• READING TEXT
....

In fact, people have done this -- this article at IBM Developer Works website gave me this idea.
If you set it up right, you could even remain compatible with the existing SYSV method Linux usually uses by leaving all the init scripts in place, and simply leaving any script without dependency metadata until last. Plus, Debian includes tools for installing init scripts that packages are supposed to use (this abstracts the init system a bit mostly for portability between Unix-like systems that do things slighly differently).
In addition to hacking your own makefile as described in the IBM article, at least one group has implemented this idea in a general way: serel, but seems to have been last active back in 2002. They use special tags in comments at the beginning of init scripts, which is a good way to go. serel generates RDF files to describe the dependencies though, which is kind of odd and adds a dependency on an XML parser to serel, and it actually runs some kind of background daemon that init scripts can communicate with, which they use to really tweak speed of scripts down to the last milisecond, which I don't know is worth the trouble.

....

• EXTRACTED ENTRIES
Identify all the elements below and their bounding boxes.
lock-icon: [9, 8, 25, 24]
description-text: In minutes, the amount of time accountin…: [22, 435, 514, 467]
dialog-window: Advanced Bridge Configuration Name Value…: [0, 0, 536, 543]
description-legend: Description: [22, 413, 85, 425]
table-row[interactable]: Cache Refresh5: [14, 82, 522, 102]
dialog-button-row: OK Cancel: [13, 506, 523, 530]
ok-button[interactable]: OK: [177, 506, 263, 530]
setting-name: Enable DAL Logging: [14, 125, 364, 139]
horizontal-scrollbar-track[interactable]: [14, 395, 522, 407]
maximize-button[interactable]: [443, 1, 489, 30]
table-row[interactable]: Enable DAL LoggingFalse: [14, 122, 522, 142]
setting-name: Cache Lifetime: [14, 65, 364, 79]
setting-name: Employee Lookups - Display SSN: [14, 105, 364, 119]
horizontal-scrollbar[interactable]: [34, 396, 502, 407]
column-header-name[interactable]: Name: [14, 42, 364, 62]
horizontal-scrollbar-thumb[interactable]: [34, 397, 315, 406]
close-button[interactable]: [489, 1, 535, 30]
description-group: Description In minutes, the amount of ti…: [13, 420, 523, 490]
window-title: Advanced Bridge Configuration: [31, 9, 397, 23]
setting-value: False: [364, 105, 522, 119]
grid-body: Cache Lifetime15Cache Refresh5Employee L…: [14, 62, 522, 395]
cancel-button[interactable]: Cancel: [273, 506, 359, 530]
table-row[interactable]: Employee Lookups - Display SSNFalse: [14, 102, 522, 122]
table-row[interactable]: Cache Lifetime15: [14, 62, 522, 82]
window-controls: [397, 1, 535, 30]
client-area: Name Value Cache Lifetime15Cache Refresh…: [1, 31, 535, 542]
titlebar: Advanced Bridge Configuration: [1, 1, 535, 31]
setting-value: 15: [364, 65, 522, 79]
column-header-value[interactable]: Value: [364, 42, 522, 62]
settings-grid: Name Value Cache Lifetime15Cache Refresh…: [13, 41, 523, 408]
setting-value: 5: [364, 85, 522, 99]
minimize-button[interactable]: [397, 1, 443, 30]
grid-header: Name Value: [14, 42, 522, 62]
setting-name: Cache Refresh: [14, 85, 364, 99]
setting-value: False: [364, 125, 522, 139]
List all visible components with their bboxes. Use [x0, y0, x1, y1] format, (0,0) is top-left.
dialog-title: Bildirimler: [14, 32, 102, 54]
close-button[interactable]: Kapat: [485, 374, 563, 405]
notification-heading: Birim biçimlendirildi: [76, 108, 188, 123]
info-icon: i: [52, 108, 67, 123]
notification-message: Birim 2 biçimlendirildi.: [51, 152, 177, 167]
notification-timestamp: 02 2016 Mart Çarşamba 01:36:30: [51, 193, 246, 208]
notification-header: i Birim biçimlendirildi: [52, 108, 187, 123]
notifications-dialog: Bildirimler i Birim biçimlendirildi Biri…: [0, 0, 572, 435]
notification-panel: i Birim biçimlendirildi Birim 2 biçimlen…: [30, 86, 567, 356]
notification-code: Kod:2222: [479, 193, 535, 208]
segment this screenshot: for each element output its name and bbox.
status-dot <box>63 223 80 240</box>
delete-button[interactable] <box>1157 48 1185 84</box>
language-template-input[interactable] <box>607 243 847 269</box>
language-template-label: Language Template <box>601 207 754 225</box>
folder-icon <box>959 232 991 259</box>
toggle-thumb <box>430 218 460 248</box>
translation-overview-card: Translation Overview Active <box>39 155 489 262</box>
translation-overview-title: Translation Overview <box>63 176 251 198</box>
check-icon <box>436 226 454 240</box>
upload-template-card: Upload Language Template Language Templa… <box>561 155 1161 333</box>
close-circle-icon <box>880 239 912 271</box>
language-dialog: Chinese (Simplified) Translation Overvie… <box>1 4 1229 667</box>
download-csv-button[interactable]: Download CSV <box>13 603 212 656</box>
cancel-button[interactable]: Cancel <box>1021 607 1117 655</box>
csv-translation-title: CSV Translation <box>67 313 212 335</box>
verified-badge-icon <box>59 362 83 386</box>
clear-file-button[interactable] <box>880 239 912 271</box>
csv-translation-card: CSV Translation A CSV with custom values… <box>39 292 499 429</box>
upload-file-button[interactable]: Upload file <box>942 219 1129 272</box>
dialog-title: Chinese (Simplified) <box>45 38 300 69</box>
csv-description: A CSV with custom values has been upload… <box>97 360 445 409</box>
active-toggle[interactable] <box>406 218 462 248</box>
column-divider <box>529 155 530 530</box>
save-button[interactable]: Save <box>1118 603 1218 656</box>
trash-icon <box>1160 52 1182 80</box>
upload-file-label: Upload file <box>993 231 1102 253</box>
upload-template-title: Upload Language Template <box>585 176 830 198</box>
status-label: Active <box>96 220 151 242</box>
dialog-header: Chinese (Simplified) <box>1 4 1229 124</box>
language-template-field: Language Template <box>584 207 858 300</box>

....

Retype the passage on init scripts word for word, between "In addition to" and "worth the trouble.", inclusive. The entries are separate material, unrelated to the passage on init scripts.

• WRITTEN ANSWER
In addition to hacking your own makefile as described in the IBM article, at least one group has implemented this idea in a general way: serel, but seems to have been last active back in 2002. They use special tags in comments at the beginning of init scripts, which is a good way to go. serel generates RDF files to describe the dependencies though, which is kind of odd and adds a dependency on an XML parser to serel, and it actually runs some kind of background daemon that init scripts can communicate with, which they use to really tweak speed of scripts down to the last milisecond, which I don't know is worth the trouble.